[Opening Page excerpt section]

How can I get the column names which have top 3 largest values for each row in Pyspark?

Sample Dataframe
id a1 a2 a3 a4 a5 a6
0 5 23 4 1 4 5
1 6 43 2 2 98 43
2 3 56 3 1 23 3
3 2 2 6 3 5 2
4 5 6 7 2 7 5
I need like this....
top1 top2 top3
a2 a1 a6
a5 a2 a6
from pyspark.sql.functions import col, udf, array, sort_array
from pyspark.sql.types import StringType
df = sc.parallelize([(0, 5, 23, 4, 1, 4, 5),
(1, 6, 43, 2, 2, 98, 43),
(2, 3, 56, 3, 1, 23, 3),
(3, 2, 2, 6, 3, 5, 2),
(4, 5, 6, 7, 2, 7, 5)]).\
toDF(["id","a1","a2","a3","a4","a5","a6"])

[Closing Page excerpt section]
[Opening Information section]

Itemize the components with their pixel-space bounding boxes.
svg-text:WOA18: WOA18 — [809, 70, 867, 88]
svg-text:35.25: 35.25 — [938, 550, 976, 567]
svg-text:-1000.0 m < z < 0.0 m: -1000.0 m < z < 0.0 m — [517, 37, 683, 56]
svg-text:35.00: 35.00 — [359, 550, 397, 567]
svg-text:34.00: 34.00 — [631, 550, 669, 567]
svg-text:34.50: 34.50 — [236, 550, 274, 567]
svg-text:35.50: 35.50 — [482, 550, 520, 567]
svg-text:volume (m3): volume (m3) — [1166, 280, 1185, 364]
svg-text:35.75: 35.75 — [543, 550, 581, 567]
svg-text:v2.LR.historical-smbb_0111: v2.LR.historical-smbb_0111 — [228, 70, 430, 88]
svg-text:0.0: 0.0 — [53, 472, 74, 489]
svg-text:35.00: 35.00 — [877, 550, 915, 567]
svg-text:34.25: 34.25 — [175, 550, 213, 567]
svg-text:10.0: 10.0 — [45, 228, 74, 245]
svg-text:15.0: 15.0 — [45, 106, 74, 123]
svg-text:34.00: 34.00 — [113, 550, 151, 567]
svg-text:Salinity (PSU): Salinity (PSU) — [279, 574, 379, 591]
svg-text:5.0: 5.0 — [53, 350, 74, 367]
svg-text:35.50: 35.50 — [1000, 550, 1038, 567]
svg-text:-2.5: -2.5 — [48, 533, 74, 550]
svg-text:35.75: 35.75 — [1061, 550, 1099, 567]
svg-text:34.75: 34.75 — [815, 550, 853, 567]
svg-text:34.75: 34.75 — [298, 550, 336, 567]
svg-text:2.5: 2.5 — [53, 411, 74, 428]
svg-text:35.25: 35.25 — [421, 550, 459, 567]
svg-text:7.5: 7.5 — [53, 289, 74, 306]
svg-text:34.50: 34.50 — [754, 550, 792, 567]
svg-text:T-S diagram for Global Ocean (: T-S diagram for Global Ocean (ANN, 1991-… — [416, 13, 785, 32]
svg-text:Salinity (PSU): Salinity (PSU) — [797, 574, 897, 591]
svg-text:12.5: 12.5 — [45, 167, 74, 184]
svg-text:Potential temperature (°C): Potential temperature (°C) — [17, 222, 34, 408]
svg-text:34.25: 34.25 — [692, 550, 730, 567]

[Closing Information section]

Copy the full PySpark question above verbatim.

Output of the exercise:
How can I get the column names which have top 3 largest values for each row in Pyspark?

Sample Dataframe
id a1 a2 a3 a4 a5 a6
0 5 23 4 1 4 5
1 6 43 2 2 98 43
2 3 56 3 1 23 3
3 2 2 6 3 5 2
4 5 6 7 2 7 5
I need like this....
top1 top2 top3
a2 a1 a6
a5 a2 a6
from pyspark.sql.functions import col, udf, array, sort_array
from pyspark.sql.types import StringType
df = sc.parallelize([(0, 5, 23, 4, 1, 4, 5),
(1, 6, 43, 2, 2, 98, 43),
(2, 3, 56, 3, 1, 23, 3),
(3, 2, 2, 6, 3, 5, 2),
(4, 5, 6, 7, 2, 7, 5)]).\
toDF(["id","a1","a2","a3","a4","a5","a6"])